_Task description:_ Each line that holds the word "julgamento" counts once; give the total for the records below and nothing else.

_Excerpted records:_
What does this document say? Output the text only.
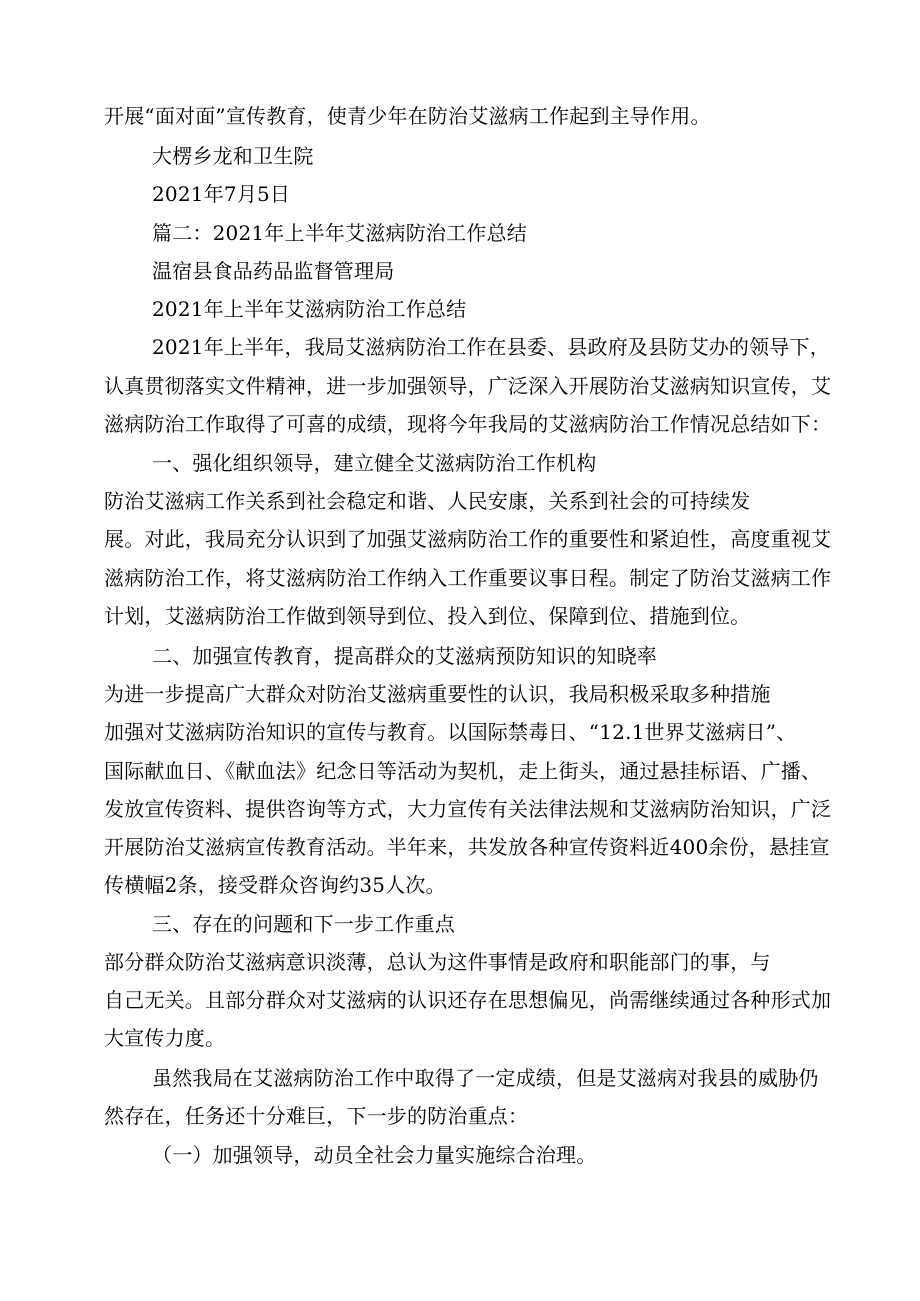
开展“面对面”宣传教育，使青少年在防治艾滋病工作起到主导作用。
大楞乡龙和卫生院
2021年7月5日
篇二：2021年上半年艾滋病防治工作总结
温宿县食品药品监督管理局
2021年上半年艾滋病防治工作总结
2021年上半年，我局艾滋病防治工作在县委、县政府及县防艾办的领导下，
认真贯彻落实文件精神，进一步加强领导，广泛深入开展防治艾滋病知识宣传，艾
滋病防治工作取得了可喜的成绩，现将今年我局的艾滋病防治工作情况总结如下：
一、强化组织领导，建立健全艾滋病防治工作机构
防治艾滋病工作关系到社会稳定和谐、人民安康，关系到社会的可持续发
展。对此，我局充分认识到了加强艾滋病防治工作的重要性和紧迫性，高度重视艾
滋病防治工作，将艾滋病防治工作纳入工作重要议事日程。制定了防治艾滋病工作
计划，艾滋病防治工作做到领导到位、投入到位、保障到位、措施到位。
二、加强宣传教育，提高群众的艾滋病预防知识的知晓率
为进一步提高广大群众对防治艾滋病重要性的认识，我局积极采取多种措施
加强对艾滋病防治知识的宣传与教育。以国际禁毒日、“12.1世界艾滋病日”、
国际献血日、《献血法》纪念日等活动为契机，走上街头，通过悬挂标语、广播、
发放宣传资料、提供咨询等方式，大力宣传有关法律法规和艾滋病防治知识，广泛
开展防治艾滋病宣传教育活动。半年来，共发放各种宣传资料近400余份，悬挂宣
传横幅2条，接受群众咨询约35人次。
三、存在的问题和下一步工作重点
部分群众防治艾滋病意识淡薄，总认为这件事情是政府和职能部门的事，与
自己无关。且部分群众对艾滋病的认识还存在思想偏见，尚需继续通过各种形式加
大宣传力度。
虽然我局在艾滋病防治工作中取得了一定成绩，但是艾滋病对我县的威胁仍
然存在，任务还十分难巨，下一步的防治重点：
（一）加强领导，动员全社会力量实施综合治理。
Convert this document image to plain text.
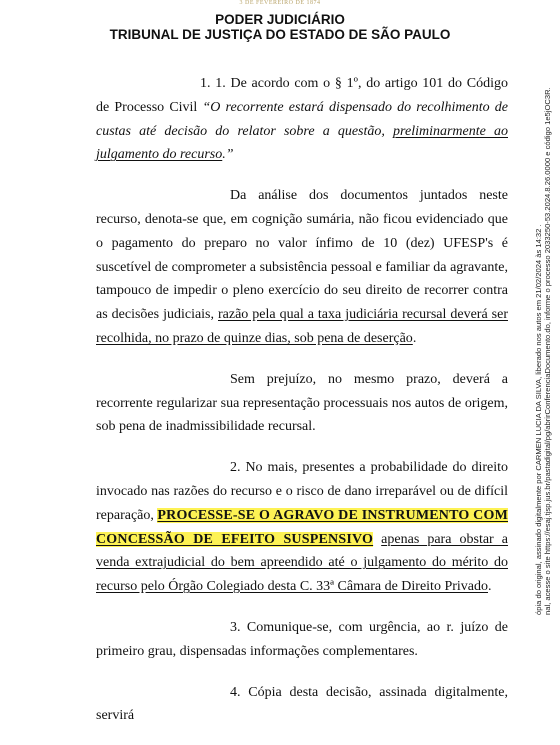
3 DE FEVEREIRO DE 1874
PODER JUDICIÁRIO
TRIBUNAL DE JUSTIÇA DO ESTADO DE SÃO PAULO

1. 1. De acordo com o § 1º, do artigo 101 do Código de Processo Civil “O recorrente estará dispensado do recolhimento de custas até decisão do relator sobre a questão, preliminarmente ao julgamento do recurso.”

Da análise dos documentos juntados neste recurso, denota-se que, em cognição sumária, não ficou evidenciado que o pagamento do preparo no valor ínfimo de 10 (dez) UFESP's é suscetível de comprometer a subsistência pessoal e familiar da agravante, tampouco de impedir o pleno exercício do seu direito de recorrer contra as decisões judiciais, razão pela qual a taxa judiciária recursal deverá ser recolhida, no prazo de quinze dias, sob pena de deserção.

Sem prejuízo, no mesmo prazo, deverá a recorrente regularizar sua representação processuais nos autos de origem, sob pena de inadmissibilidade recursal.

2. No mais, presentes a probabilidade do direito invocado nas razões do recurso e o risco de dano irreparável ou de difícil reparação, PROCESSE-SE O AGRAVO DE INSTRUMENTO COM CONCESSÃO DE EFEITO SUSPENSIVO apenas para obstar a venda extrajudicial do bem apreendido até o julgamento do mérito do recurso pelo Órgão Colegiado desta C. 33ª Câmara de Direito Privado.

3. Comunique-se, com urgência, ao r. juízo de primeiro grau, dispensadas informações complementares.

4. Cópia desta decisão, assinada digitalmente, servirá

ópia do original, assinado digitalmente por CARMEN LUCIA DA SILVA, liberado nos autos em 21/02/2024 às 14:32 . nal, acesse o site https://esaj.tjsp.jus.br/pastadigital/pg/abrirConferenciaDocumento.do, informe o processo 2033250-53.2024.8.26.0000 e código 1e5jOC3R.
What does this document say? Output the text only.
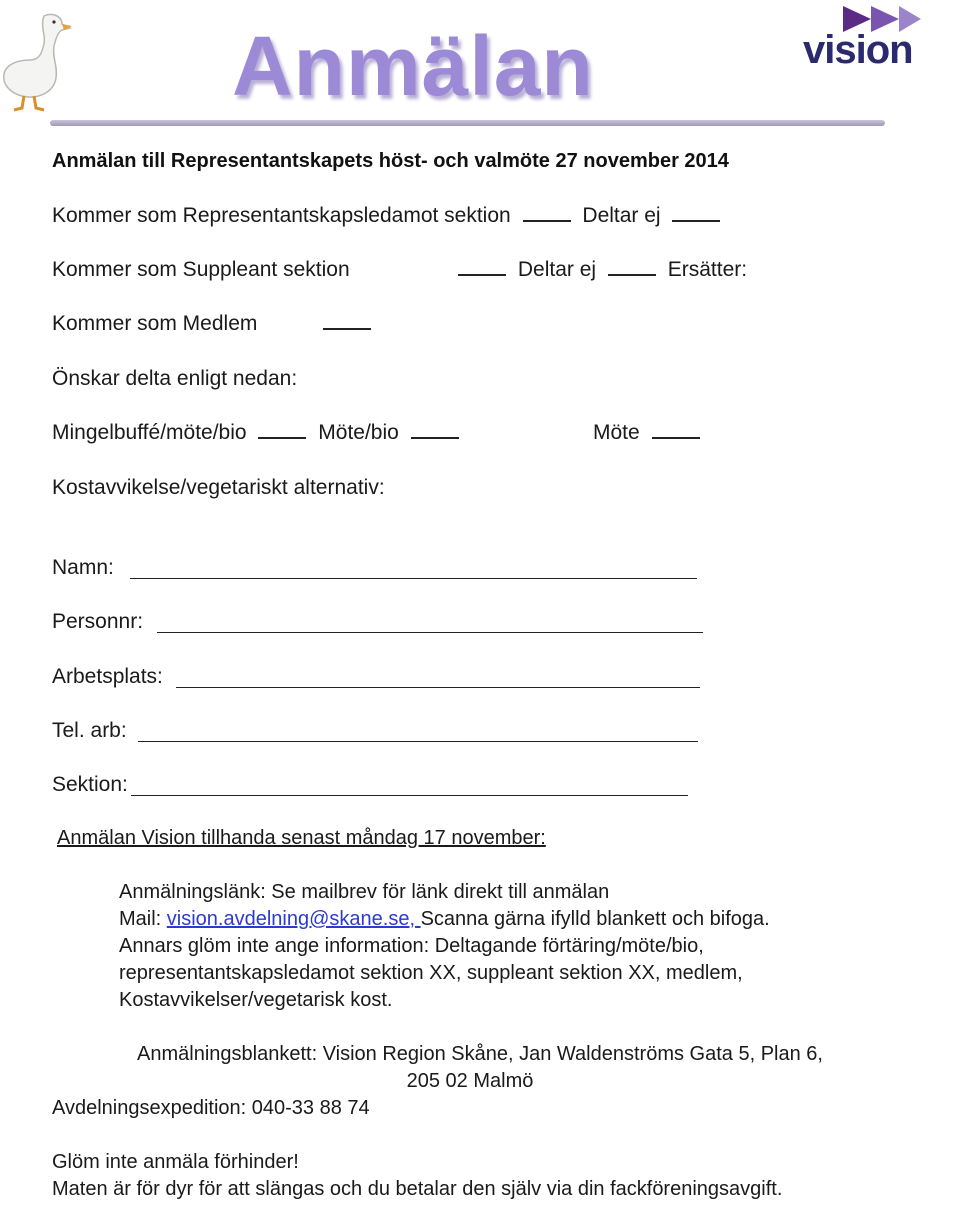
Anmälan	vision
Anmälan till Representantskapets höst- och valmöte 27 november 2014
Kommer som Representantskapsledamot sektion	Deltar ej
Kommer som Suppleant sektion	Deltar ej	Ersätter:
Kommer som Medlem
Önskar delta enligt nedan:
Mingelbuffé/möte/bio	Möte/bio	Möte
Kostavvikelse/vegetariskt alternativ:
Namn:
Personnr:
Arbetsplats:
Tel. arb:
Sektion:
Anmälan Vision tillhanda senast måndag 17 november:
Anmälningslänk: Se mailbrev för länk direkt till anmälan
Mail: vision.avdelning@skane.se, Scanna gärna ifylld blankett och bifoga.
Annars glöm inte ange information: Deltagande förtäring/möte/bio,
representantskapsledamot sektion XX, suppleant sektion XX, medlem,
Kostavvikelser/vegetarisk kost.
Anmälningsblankett: Vision Region Skåne, Jan Waldenströms Gata 5, Plan 6,
205 02 Malmö
Avdelningsexpedition: 040-33 88 74
Glöm inte anmäla förhinder!
Maten är för dyr för att slängas och du betalar den själv via din fackföreningsavgift.
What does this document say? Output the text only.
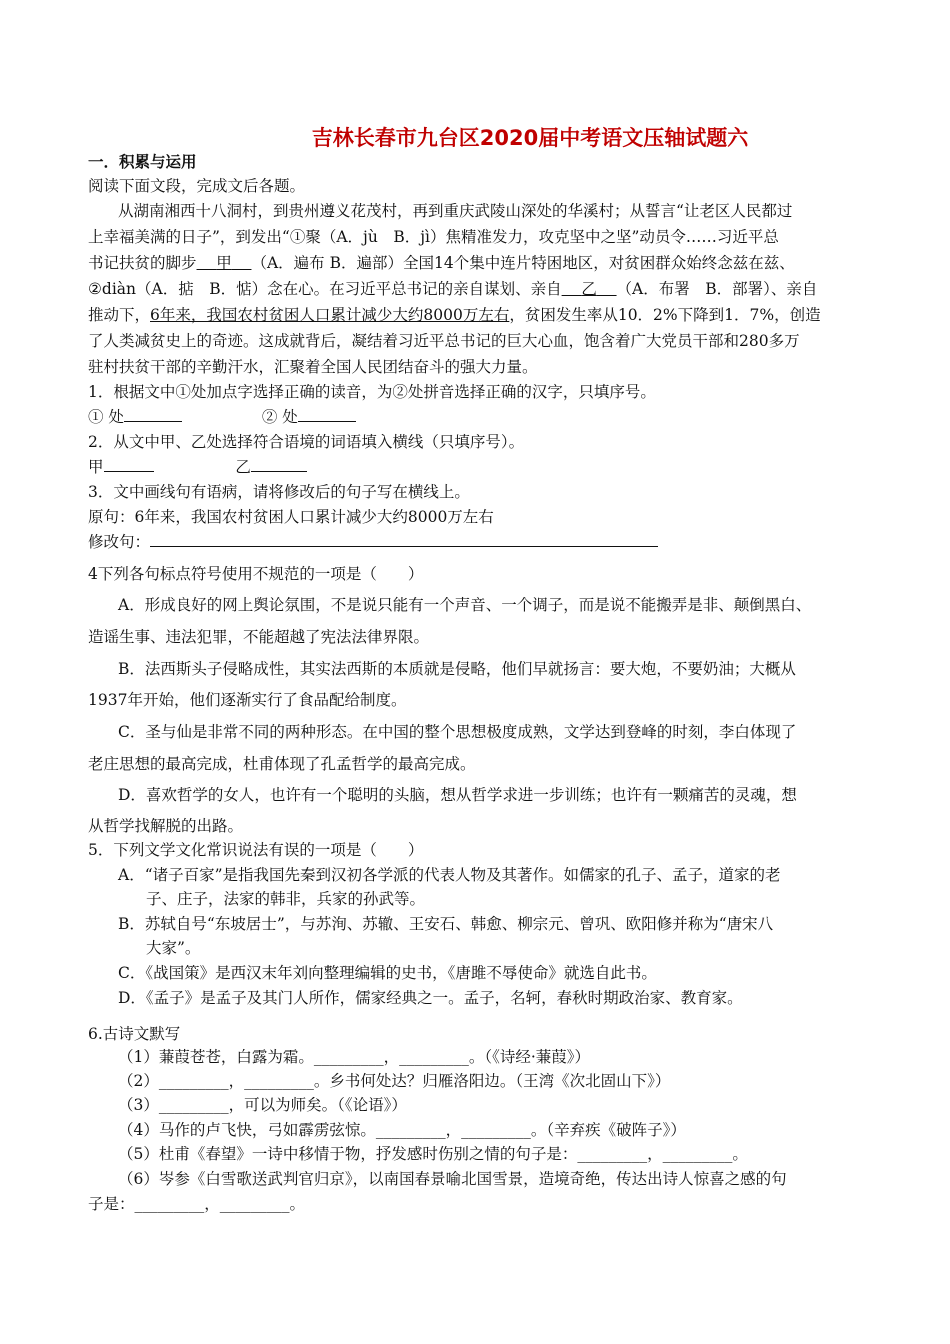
吉林长春市九台区2020届中考语文压轴试题六
一．积累与运用
阅读下面文段，完成文后各题。
从湖南湘西十八洞村，到贵州遵义花茂村，再到重庆武陵山深处的华溪村；从誓言“让老区人民都过
上幸福美满的日子”，到发出“①聚（A．jù　B．jì）焦精准发力，攻克坚中之坚”动员令……习近平总
书记扶贫的脚步 甲 （A．遍布 B．遍部）全国14个集中连片特困地区，对贫困群众始终念兹在兹、
②diàn（A．掂　B．惦）念在心。在习近平总书记的亲自谋划、亲自 乙 （A．布署　B．部署）、亲自
推动下，6年来，我国农村贫困人口累计减少大约8000万左右，贫困发生率从10．2%下降到1．7%，创造
了人类减贫史上的奇迹。这成就背后，凝结着习近平总书记的巨大心血，饱含着广大党员干部和280多万
驻村扶贫干部的辛勤汗水，汇聚着全国人民团结奋斗的强大力量。
1．根据文中①处加点字选择正确的读音，为②处拼音选择正确的汉字，只填序号。
① 处	② 处
2．从文中甲、乙处选择符合语境的词语填入横线（只填序号）。
甲	乙
3．文中画线句有语病，请将修改后的句子写在横线上。
原句：6年来，我国农村贫困人口累计减少大约8000万左右
修改句：
4下列各句标点符号使用不规范的一项是（　　）
A．形成良好的网上舆论氛围，不是说只能有一个声音、一个调子，而是说不能搬弄是非、颠倒黑白、
造谣生事、违法犯罪，不能超越了宪法法律界限。
B．法西斯头子侵略成性，其实法西斯的本质就是侵略，他们早就扬言：要大炮，不要奶油；大概从
1937年开始，他们逐渐实行了食品配给制度。
C．圣与仙是非常不同的两种形态。在中国的整个思想极度成熟，文学达到登峰的时刻，李白体现了
老庄思想的最高完成，杜甫体现了孔孟哲学的最高完成。
D．喜欢哲学的女人，也许有一个聪明的头脑，想从哲学求进一步训练；也许有一颗痛苦的灵魂，想
从哲学找解脱的出路。
5．下列文学文化常识说法有误的一项是（　　）
A．“诸子百家”是指我国先秦到汉初各学派的代表人物及其著作。如儒家的孔子、孟子，道家的老
子、庄子，法家的韩非，兵家的孙武等。
B．苏轼自号“东坡居士”，与苏洵、苏辙、王安石、韩愈、柳宗元、曾巩、欧阳修并称为“唐宋八
大家”。
C．《战国策》是西汉末年刘向整理编辑的史书，《唐雎不辱使命》就选自此书。
D．《孟子》是孟子及其门人所作，儒家经典之一。孟子，名轲，春秋时期政治家、教育家。
6.古诗文默写
（1）蒹葭苍苍，白露为霜。_________，_________。（《诗经·蒹葭》）
（2）_________，_________。乡书何处达？归雁洛阳边。（王湾《次北固山下》）
（3）_________，可以为师矣。（《论语》）
（4）马作的卢飞快，弓如霹雳弦惊。_________，_________。（辛弃疾《破阵子》）
（5）杜甫《春望》一诗中移情于物，抒发感时伤别之情的句子是：_________，_________。
（6）岑参《白雪歌送武判官归京》，以南国春景喻北国雪景，造境奇绝，传达出诗人惊喜之感的句
子是：_________，_________。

_Result:_ 2